### WORK TO BE COMPLETED
From the listing below, return each line that includes "吉翔股份".

### Stored entries

▶

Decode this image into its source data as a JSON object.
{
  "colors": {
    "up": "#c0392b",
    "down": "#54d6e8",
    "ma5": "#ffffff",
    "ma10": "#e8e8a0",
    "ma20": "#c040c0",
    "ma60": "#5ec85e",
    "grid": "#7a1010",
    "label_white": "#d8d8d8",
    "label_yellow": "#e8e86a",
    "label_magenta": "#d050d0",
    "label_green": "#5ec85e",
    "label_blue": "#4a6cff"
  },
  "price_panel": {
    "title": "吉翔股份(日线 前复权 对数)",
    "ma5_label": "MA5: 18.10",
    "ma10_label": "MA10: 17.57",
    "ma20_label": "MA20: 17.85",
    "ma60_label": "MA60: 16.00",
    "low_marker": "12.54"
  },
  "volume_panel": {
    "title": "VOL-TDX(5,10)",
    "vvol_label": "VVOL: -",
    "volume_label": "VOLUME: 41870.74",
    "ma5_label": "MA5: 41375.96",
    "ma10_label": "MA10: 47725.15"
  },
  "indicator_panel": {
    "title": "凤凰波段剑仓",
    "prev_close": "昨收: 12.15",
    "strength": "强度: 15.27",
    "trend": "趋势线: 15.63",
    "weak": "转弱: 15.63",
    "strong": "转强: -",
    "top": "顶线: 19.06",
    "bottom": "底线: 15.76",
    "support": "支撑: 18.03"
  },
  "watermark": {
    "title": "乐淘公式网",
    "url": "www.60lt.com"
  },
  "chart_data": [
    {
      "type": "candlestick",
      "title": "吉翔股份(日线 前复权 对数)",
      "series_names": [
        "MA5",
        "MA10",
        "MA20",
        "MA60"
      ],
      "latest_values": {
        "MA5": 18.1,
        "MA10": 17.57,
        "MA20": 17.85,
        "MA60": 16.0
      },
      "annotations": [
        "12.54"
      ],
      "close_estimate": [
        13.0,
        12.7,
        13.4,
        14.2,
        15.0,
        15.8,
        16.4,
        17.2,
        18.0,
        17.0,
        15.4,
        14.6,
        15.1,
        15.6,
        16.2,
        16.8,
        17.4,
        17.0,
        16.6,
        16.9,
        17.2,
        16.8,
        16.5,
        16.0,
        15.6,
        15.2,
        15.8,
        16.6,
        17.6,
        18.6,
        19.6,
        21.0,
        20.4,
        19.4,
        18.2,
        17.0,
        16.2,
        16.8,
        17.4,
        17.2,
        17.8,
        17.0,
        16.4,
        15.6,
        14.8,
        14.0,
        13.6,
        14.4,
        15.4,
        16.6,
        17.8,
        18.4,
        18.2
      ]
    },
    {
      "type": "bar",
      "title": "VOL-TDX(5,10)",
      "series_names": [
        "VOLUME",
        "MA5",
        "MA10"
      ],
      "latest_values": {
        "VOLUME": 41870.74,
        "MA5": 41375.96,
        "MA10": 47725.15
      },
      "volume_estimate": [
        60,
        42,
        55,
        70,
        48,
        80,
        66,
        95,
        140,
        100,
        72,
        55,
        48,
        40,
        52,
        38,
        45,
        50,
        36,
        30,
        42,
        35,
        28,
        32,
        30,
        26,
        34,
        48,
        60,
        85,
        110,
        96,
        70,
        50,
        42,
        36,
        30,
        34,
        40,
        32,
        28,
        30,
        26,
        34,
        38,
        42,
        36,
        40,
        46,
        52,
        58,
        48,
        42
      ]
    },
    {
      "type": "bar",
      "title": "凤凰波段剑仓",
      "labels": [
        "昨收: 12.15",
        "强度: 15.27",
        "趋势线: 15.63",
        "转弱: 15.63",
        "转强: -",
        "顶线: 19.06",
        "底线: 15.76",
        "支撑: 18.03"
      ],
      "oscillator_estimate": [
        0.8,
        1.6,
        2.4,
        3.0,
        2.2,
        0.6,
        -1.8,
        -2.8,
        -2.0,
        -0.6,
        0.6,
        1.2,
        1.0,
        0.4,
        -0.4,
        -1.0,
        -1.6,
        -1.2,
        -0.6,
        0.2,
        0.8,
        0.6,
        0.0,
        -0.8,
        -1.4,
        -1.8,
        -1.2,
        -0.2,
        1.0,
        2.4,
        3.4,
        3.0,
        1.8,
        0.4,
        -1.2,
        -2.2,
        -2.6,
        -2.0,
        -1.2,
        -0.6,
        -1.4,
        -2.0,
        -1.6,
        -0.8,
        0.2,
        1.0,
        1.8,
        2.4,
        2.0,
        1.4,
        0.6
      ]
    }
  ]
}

◀

### EXPECTED OUTPUT
    "title": "吉翔股份(日线 前复权 对数)",
      "title": "吉翔股份(日线 前复权 对数)",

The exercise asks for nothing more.